### Records about charts and figures
::::::::

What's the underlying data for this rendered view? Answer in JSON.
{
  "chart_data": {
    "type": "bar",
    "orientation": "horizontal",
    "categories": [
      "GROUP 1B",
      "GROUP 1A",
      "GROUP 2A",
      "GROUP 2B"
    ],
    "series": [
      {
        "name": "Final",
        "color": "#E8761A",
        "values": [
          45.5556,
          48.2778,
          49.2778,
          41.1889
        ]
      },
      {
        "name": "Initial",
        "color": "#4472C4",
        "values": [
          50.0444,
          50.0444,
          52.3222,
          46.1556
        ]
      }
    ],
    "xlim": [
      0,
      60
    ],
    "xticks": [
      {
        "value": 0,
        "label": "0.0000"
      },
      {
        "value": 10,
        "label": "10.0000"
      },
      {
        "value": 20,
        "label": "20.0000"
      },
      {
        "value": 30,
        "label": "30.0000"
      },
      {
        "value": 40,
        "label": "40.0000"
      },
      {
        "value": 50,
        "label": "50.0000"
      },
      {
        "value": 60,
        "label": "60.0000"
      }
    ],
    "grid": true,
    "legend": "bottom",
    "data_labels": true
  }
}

::::::::

### Written problem
Provide all the records again, word for word.

### Correct result
What's the underlying data for this rendered view? Answer in JSON.
{
  "chart_data": {
    "type": "bar",
    "orientation": "horizontal",
    "categories": [
      "GROUP 1B",
      "GROUP 1A",
      "GROUP 2A",
      "GROUP 2B"
    ],
    "series": [
      {
        "name": "Final",
        "color": "#E8761A",
        "values": [
          45.5556,
          48.2778,
          49.2778,
          41.1889
        ]
      },
      {
        "name": "Initial",
        "color": "#4472C4",
        "values": [
          50.0444,
          50.0444,
          52.3222,
          46.1556
        ]
      }
    ],
    "xlim": [
      0,
      60
    ],
    "xticks": [
      {
        "value": 0,
        "label": "0.0000"
      },
      {
        "value": 10,
        "label": "10.0000"
      },
      {
        "value": 20,
        "label": "20.0000"
      },
      {
        "value": 30,
        "label": "30.0000"
      },
      {
        "value": 40,
        "label": "40.0000"
      },
      {
        "value": 50,
        "label": "50.0000"
      },
      {
        "value": 60,
        "label": "60.0000"
      }
    ],
    "grid": true,
    "legend": "bottom",
    "data_labels": true
  }
}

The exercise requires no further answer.